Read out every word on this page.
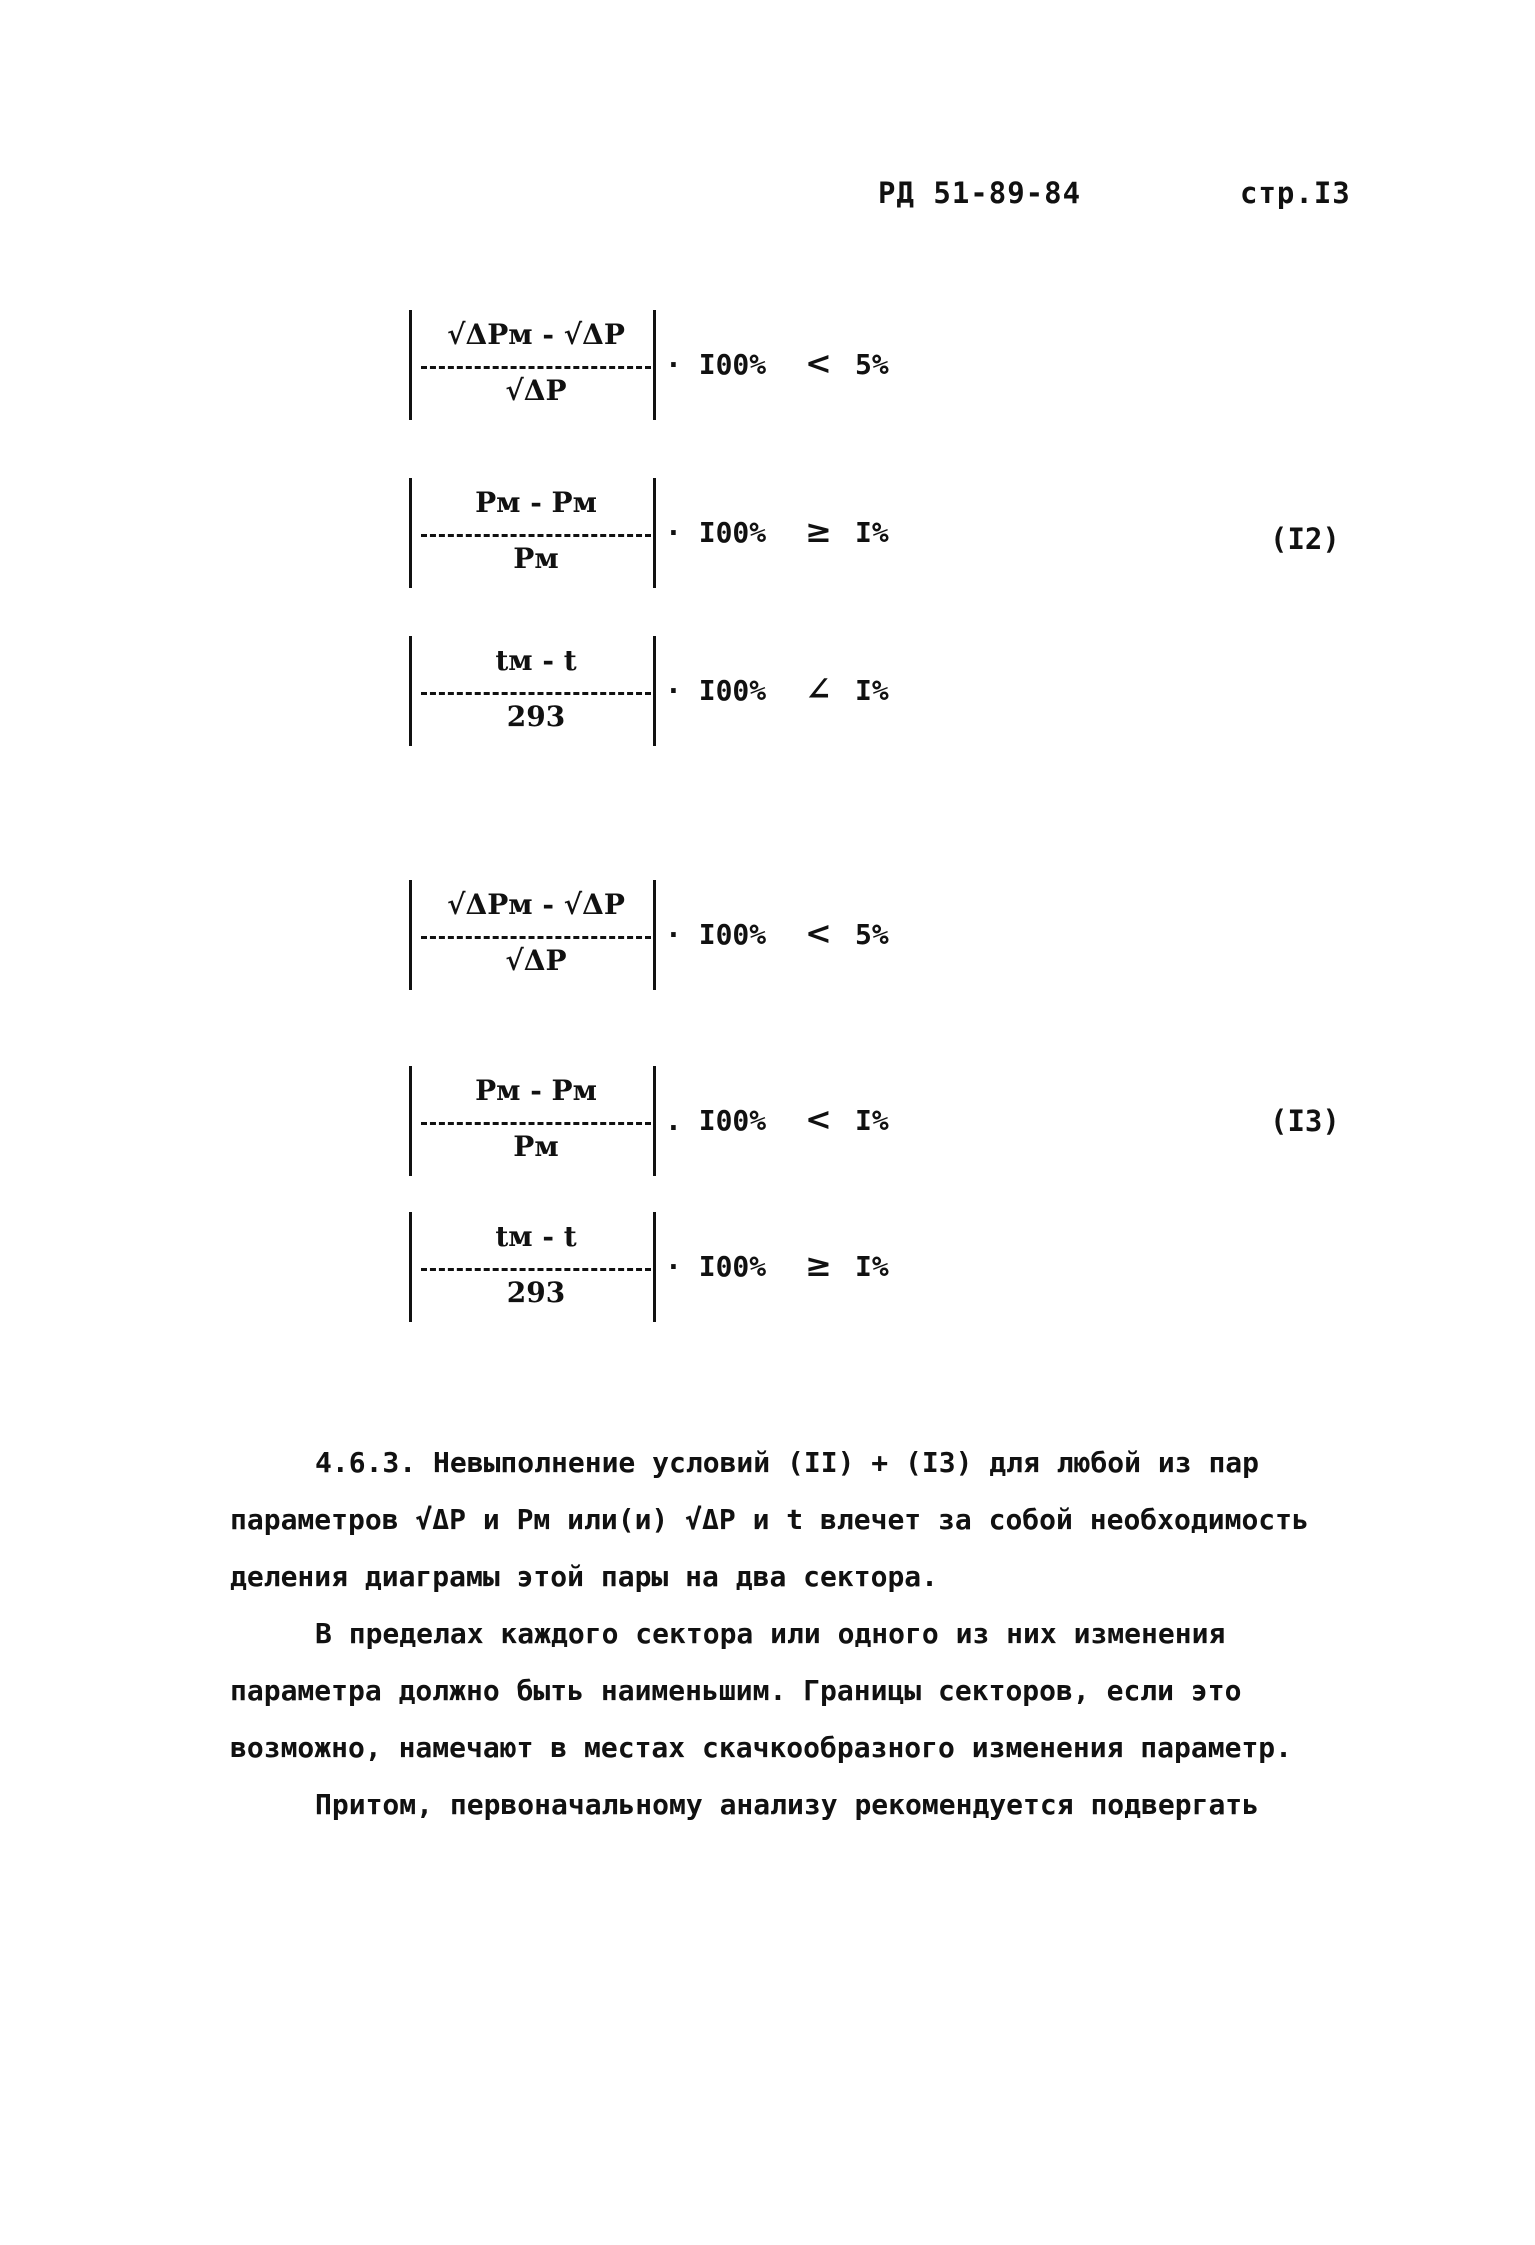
РД 51-89-84	стр.I3
√ΔPм - √ΔP
√ΔP
· I00% < 5%
Pм - Pм
Pм
· I00% ≥ I%
tм - t
293
· I00% ∠ I%
(I2)
√ΔPм - √ΔP
√ΔP
· I00% < 5%
Pм - Pм
Pм
. I00% < I%
tм - t
293
· I00% ≥ I%
(I3)

4.6.3. Невыполнение условий (II) + (I3) для любой из пар параметров √ΔP и Pм или(и) √ΔP и t влечет за собой необходимость деления диаграмы этой пары на два сектора.

В пределах каждого сектора или одного из них изменения параметра должно быть наименьшим. Границы секторов, если это возможно, намечают в местах скачкообразного изменения параметр.

Притом, первоначальному анализу рекомендуется подвергать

● ● ● ● ● ● ●

**What is being asked**
Gather each line in the entries above where the string "сектора" is found.

**Answer to this task**
4.6.3. Невыполнение условий (II) + (I3) для любой из пар параметров √ΔP и Pм или(и) √ΔP и t влечет за собой необходимость деления диаграмы этой пары на два сектора.
В пределах каждого сектора или одного из них изменения параметра должно быть наименьшим. Границы секторов, если это возможно, намечают в местах скачкообразного изменения параметр.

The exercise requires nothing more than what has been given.